'''
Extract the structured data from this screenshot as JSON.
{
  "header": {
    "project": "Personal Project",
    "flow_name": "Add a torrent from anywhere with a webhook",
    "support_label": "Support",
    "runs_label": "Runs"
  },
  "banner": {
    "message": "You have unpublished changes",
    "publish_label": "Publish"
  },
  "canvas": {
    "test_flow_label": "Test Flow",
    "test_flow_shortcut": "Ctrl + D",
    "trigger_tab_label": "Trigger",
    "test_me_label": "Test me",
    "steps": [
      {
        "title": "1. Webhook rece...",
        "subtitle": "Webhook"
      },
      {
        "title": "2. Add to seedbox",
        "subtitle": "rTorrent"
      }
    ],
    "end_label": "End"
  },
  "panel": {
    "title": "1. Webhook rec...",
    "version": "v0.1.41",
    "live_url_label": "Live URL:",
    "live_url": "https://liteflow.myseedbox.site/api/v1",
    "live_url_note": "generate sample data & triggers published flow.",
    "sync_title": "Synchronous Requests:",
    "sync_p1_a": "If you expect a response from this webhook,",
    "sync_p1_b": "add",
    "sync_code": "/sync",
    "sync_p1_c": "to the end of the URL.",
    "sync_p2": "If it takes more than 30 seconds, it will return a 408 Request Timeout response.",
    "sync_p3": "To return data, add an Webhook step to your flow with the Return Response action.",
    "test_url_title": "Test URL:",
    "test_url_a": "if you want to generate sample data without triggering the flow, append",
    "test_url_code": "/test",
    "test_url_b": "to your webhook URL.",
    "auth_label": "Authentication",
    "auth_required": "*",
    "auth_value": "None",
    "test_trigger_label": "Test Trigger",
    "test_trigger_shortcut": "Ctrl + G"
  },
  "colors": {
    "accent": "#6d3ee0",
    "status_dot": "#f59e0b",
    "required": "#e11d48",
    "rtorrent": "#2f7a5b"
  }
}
'''
**PROBLEM REQUIREMENTS:** Reproduce each record shown above without altering a single word.

**ANSWER FOR THE TASK:**
Extract the structured data from this screenshot as JSON.
{
  "header": {
    "project": "Personal Project",
    "flow_name": "Add a torrent from anywhere with a webhook",
    "support_label": "Support",
    "runs_label": "Runs"
  },
  "banner": {
    "message": "You have unpublished changes",
    "publish_label": "Publish"
  },
  "canvas": {
    "test_flow_label": "Test Flow",
    "test_flow_shortcut": "Ctrl + D",
    "trigger_tab_label": "Trigger",
    "test_me_label": "Test me",
    "steps": [
      {
        "title": "1. Webhook rece...",
        "subtitle": "Webhook"
      },
      {
        "title": "2. Add to seedbox",
        "subtitle": "rTorrent"
      }
    ],
    "end_label": "End"
  },
  "panel": {
    "title": "1. Webhook rec...",
    "version": "v0.1.41",
    "live_url_label": "Live URL:",
    "live_url": "https://liteflow.myseedbox.site/api/v1",
    "live_url_note": "generate sample data & triggers published flow.",
    "sync_title": "Synchronous Requests:",
    "sync_p1_a": "If you expect a response from this webhook,",
    "sync_p1_b": "add",
    "sync_code": "/sync",
    "sync_p1_c": "to the end of the URL.",
    "sync_p2": "If it takes more than 30 seconds, it will return a 408 Request Timeout response.",
    "sync_p3": "To return data, add an Webhook step to your flow with the Return Response action.",
    "test_url_title": "Test URL:",
    "test_url_a": "if you want to generate sample data without triggering the flow, append",
    "test_url_code": "/test",
    "test_url_b": "to your webhook URL.",
    "auth_label": "Authentication",
    "auth_required": "*",
    "auth_value": "None",
    "test_trigger_label": "Test Trigger",
    "test_trigger_shortcut": "Ctrl + G"
  },
  "colors": {
    "accent": "#6d3ee0",
    "status_dot": "#f59e0b",
    "required": "#e11d48",
    "rtorrent": "#2f7a5b"
  }
}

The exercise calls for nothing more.